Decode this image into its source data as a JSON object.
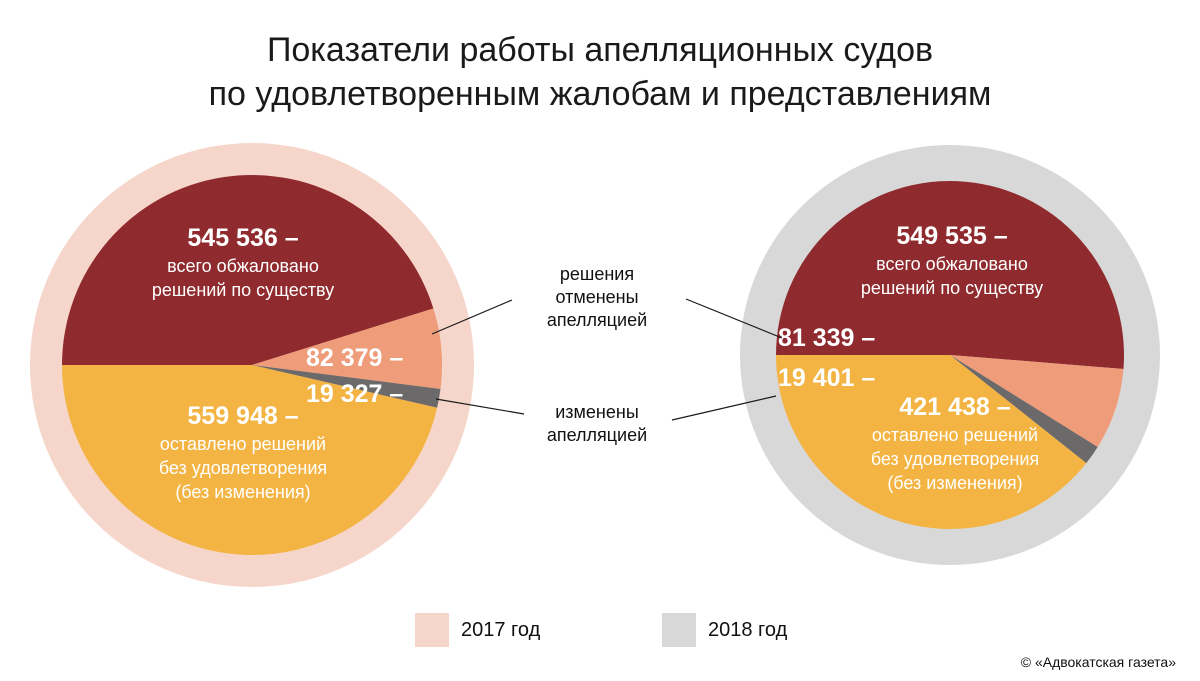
{
  "title": {
    "line1": "Показатели работы апелляционных судов",
    "line2": "по удовлетворенным жалобам и представлениям"
  },
  "colors": {
    "appealed": "#8f2b2e",
    "cancelled": "#ee9c79",
    "changed": "#6b6969",
    "left_unchanged": "#f3b443",
    "ring_2017": "#f6d6ca",
    "ring_2018": "#d9d8d8"
  },
  "chart_data": [
    {
      "type": "pie",
      "year": "2017 год",
      "slices": [
        {
          "key": "appealed",
          "value": 545536,
          "value_label": "545 536 –",
          "text_lines": [
            "всего обжаловано",
            "решений по существу"
          ]
        },
        {
          "key": "cancelled",
          "value": 82379,
          "value_label": "82 379 –",
          "text_lines": []
        },
        {
          "key": "changed",
          "value": 19327,
          "value_label": "19 327 –",
          "text_lines": []
        },
        {
          "key": "left_unchanged",
          "value": 559948,
          "value_label": "559 948 –",
          "text_lines": [
            "оставлено решений",
            "без удовлетворения",
            "(без изменения)"
          ]
        }
      ]
    },
    {
      "type": "pie",
      "year": "2018 год",
      "slices": [
        {
          "key": "appealed",
          "value": 549535,
          "value_label": "549 535 –",
          "text_lines": [
            "всего обжаловано",
            "решений по существу"
          ]
        },
        {
          "key": "cancelled",
          "value": 81339,
          "value_label": "81 339 –",
          "text_lines": []
        },
        {
          "key": "changed",
          "value": 19401,
          "value_label": "19 401 –",
          "text_lines": []
        },
        {
          "key": "left_unchanged",
          "value": 421438,
          "value_label": "421 438 –",
          "text_lines": [
            "оставлено решений",
            "без удовлетворения",
            "(без изменения)"
          ]
        }
      ]
    }
  ],
  "callouts": {
    "cancelled": [
      "решения",
      "отменены",
      "апелляцией"
    ],
    "changed": [
      "изменены",
      "апелляцией"
    ]
  },
  "legend": [
    {
      "label": "2017 год",
      "color_key": "ring_2017"
    },
    {
      "label": "2018 год",
      "color_key": "ring_2018"
    }
  ],
  "credit": "© «Адвокатская газета»"
}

SHORT EXERCISE – With the pictures omitted, reproduce the records in full and exactly.

CORRECT ANSWER –
Decode this image into its source data as a JSON object.
{
  "title": {
    "line1": "Показатели работы апелляционных судов",
    "line2": "по удовлетворенным жалобам и представлениям"
  },
  "colors": {
    "appealed": "#8f2b2e",
    "cancelled": "#ee9c79",
    "changed": "#6b6969",
    "left_unchanged": "#f3b443",
    "ring_2017": "#f6d6ca",
    "ring_2018": "#d9d8d8"
  },
  "chart_data": [
    {
      "type": "pie",
      "year": "2017 год",
      "slices": [
        {
          "key": "appealed",
          "value": 545536,
          "value_label": "545 536 –",
          "text_lines": [
            "всего обжаловано",
            "решений по существу"
          ]
        },
        {
          "key": "cancelled",
          "value": 82379,
          "value_label": "82 379 –",
          "text_lines": []
        },
        {
          "key": "changed",
          "value": 19327,
          "value_label": "19 327 –",
          "text_lines": []
        },
        {
          "key": "left_unchanged",
          "value": 559948,
          "value_label": "559 948 –",
          "text_lines": [
            "оставлено решений",
            "без удовлетворения",
            "(без изменения)"
          ]
        }
      ]
    },
    {
      "type": "pie",
      "year": "2018 год",
      "slices": [
        {
          "key": "appealed",
          "value": 549535,
          "value_label": "549 535 –",
          "text_lines": [
            "всего обжаловано",
            "решений по существу"
          ]
        },
        {
          "key": "cancelled",
          "value": 81339,
          "value_label": "81 339 –",
          "text_lines": []
        },
        {
          "key": "changed",
          "value": 19401,
          "value_label": "19 401 –",
          "text_lines": []
        },
        {
          "key": "left_unchanged",
          "value": 421438,
          "value_label": "421 438 –",
          "text_lines": [
            "оставлено решений",
            "без удовлетворения",
            "(без изменения)"
          ]
        }
      ]
    }
  ],
  "callouts": {
    "cancelled": [
      "решения",
      "отменены",
      "апелляцией"
    ],
    "changed": [
      "изменены",
      "апелляцией"
    ]
  },
  "legend": [
    {
      "label": "2017 год",
      "color_key": "ring_2017"
    },
    {
      "label": "2018 год",
      "color_key": "ring_2018"
    }
  ],
  "credit": "© «Адвокатская газета»"
}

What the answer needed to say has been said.